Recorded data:
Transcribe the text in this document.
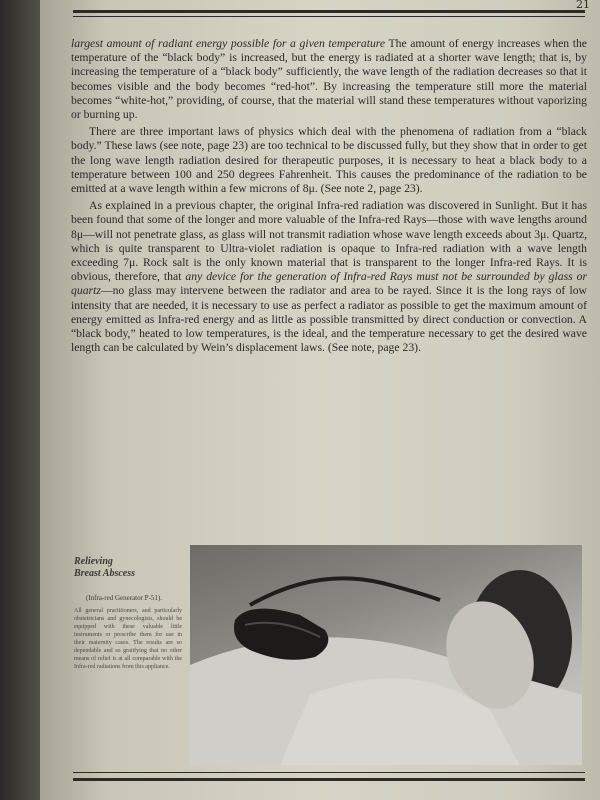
21

largest amount of radiant energy possible for a given temperature The amount of energy increases when the temperature of the “black body” is increased, but the energy is radiated at a shorter wave length; that is, by increasing the temperature of a “black body” sufficiently, the wave length of the radiation decreases so that it becomes visible and the body becomes “red-hot”. By increasing the temperature still more the material becomes “white-hot,” providing, of course, that the material will stand these temperatures without vaporizing or burning up.

There are three important laws of physics which deal with the phenomena of radiation from a “black body.” These laws (see note, page 23) are too technical to be discussed fully, but they show that in order to get the long wave length radiation desired for therapeutic purposes, it is necessary to heat a black body to a temperature between 100 and 250 degrees Fahrenheit. This causes the predominance of the radiation to be emitted at a wave length within a few microns of 8μ. (See note 2, page 23).

As explained in a previous chapter, the original Infra-red radiation was discovered in Sunlight. But it has been found that some of the longer and more valuable of the Infra-red Rays—those with wave lengths around 8μ—will not penetrate glass, as glass will not transmit radiation whose wave length exceeds about 3μ. Quartz, which is quite transparent to Ultra-violet radiation is opaque to Infra-red radiation with a wave length exceeding 7μ. Rock salt is the only known material that is transparent to the longer Infra-red Rays. It is obvious, therefore, that any device for the generation of Infra-red Rays must not be surrounded by glass or quartz—no glass may intervene between the radiator and area to be rayed. Since it is the long rays of low intensity that are needed, it is necessary to use as perfect a radiator as possible to get the maximum amount of energy emitted as Infra-red energy and as little as possible transmitted by direct conduction or convection. A “black body,” heated to low temperatures, is the ideal, and the temperature necessary to get the desired wave length can be calculated by Wein’s displacement laws. (See note, page 23).

Relieving

Breast Abscess

(Infra-red Generator P-51).

All general practitioners, and particularly obstetricians and gynecologists, should be equipped with these valuable little instruments or prescribe them for use in their maternity cases. The results are so dependable and so gratifying that no other means of relief is at all comparable with the Infra-red radiations from this appliance.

## Exercise description
Would you return the data exactly as written, without the pictures?

## Task result
Transcribe the text in this document.
21

largest amount of radiant energy possible for a given temperature The amount of energy increases when the temperature of the “black body” is increased, but the energy is radiated at a shorter wave length; that is, by increasing the temperature of a “black body” sufficiently, the wave length of the radiation decreases so that it becomes visible and the body becomes “red-hot”. By increasing the temperature still more the material becomes “white-hot,” providing, of course, that the material will stand these temperatures without vaporizing or burning up.

There are three important laws of physics which deal with the phenomena of radiation from a “black body.” These laws (see note, page 23) are too technical to be discussed fully, but they show that in order to get the long wave length radiation desired for therapeutic purposes, it is necessary to heat a black body to a temperature between 100 and 250 degrees Fahrenheit. This causes the predominance of the radiation to be emitted at a wave length within a few microns of 8μ. (See note 2, page 23).

As explained in a previous chapter, the original Infra-red radiation was discovered in Sunlight. But it has been found that some of the longer and more valuable of the Infra-red Rays—those with wave lengths around 8μ—will not penetrate glass, as glass will not transmit radiation whose wave length exceeds about 3μ. Quartz, which is quite transparent to Ultra-violet radiation is opaque to Infra-red radiation with a wave length exceeding 7μ. Rock salt is the only known material that is transparent to the longer Infra-red Rays. It is obvious, therefore, that any device for the generation of Infra-red Rays must not be surrounded by glass or quartz—no glass may intervene between the radiator and area to be rayed. Since it is the long rays of low intensity that are needed, it is necessary to use as perfect a radiator as possible to get the maximum amount of energy emitted as Infra-red energy and as little as possible transmitted by direct conduction or convection. A “black body,” heated to low temperatures, is the ideal, and the temperature necessary to get the desired wave length can be calculated by Wein’s displacement laws. (See note, page 23).

Relieving

Breast Abscess

(Infra-red Generator P-51).

All general practitioners, and particularly obstetricians and gynecologists, should be equipped with these valuable little instruments or prescribe them for use in their maternity cases. The results are so dependable and so gratifying that no other means of relief is at all comparable with the Infra-red radiations from this appliance.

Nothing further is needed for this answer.